Your goal: Using the listing below, copy every line that mentions "över".

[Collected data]

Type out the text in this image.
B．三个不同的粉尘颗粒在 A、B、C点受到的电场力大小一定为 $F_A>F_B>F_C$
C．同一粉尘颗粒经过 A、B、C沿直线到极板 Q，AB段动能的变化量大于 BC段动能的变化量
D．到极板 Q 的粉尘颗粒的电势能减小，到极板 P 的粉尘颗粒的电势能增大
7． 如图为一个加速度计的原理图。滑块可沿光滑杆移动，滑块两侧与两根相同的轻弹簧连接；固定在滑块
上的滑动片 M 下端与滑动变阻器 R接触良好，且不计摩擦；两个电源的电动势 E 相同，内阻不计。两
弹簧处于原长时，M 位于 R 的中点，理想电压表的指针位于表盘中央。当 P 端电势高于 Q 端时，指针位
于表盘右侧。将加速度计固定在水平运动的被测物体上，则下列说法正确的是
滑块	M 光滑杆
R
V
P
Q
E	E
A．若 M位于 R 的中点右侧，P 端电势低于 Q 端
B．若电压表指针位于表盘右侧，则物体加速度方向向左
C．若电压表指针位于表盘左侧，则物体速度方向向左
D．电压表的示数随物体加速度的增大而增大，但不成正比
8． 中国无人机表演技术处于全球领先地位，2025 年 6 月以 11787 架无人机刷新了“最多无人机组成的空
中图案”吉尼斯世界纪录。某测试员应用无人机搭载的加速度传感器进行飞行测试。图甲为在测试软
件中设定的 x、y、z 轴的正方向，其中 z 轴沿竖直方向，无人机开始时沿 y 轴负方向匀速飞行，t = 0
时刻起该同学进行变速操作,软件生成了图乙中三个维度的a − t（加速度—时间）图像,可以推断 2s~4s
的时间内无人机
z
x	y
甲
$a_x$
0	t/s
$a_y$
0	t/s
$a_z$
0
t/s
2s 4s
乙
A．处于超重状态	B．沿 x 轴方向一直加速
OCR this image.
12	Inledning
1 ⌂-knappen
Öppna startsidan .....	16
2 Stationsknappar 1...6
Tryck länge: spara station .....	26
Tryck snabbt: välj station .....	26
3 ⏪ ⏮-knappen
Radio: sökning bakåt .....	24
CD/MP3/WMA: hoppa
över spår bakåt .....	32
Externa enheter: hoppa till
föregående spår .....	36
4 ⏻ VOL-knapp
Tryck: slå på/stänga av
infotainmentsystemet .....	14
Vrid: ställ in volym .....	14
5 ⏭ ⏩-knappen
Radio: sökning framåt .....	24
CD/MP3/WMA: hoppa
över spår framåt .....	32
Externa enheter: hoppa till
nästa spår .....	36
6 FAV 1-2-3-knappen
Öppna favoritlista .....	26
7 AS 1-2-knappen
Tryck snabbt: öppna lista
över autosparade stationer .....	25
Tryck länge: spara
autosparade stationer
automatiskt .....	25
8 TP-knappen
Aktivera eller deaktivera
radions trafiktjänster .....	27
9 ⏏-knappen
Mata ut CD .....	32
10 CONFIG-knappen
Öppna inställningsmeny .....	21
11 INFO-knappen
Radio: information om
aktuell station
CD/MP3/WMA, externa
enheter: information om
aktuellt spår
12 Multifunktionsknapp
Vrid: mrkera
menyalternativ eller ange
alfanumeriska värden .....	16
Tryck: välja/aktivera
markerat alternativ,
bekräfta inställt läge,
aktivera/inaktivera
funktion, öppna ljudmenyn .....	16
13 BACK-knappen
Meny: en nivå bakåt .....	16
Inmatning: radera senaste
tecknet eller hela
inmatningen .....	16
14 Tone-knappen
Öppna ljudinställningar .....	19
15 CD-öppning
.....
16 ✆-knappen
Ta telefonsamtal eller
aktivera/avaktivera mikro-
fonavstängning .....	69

Response below:
över spår bakåt .....	32
över spår framåt .....	32
över autosparade stationer .....	25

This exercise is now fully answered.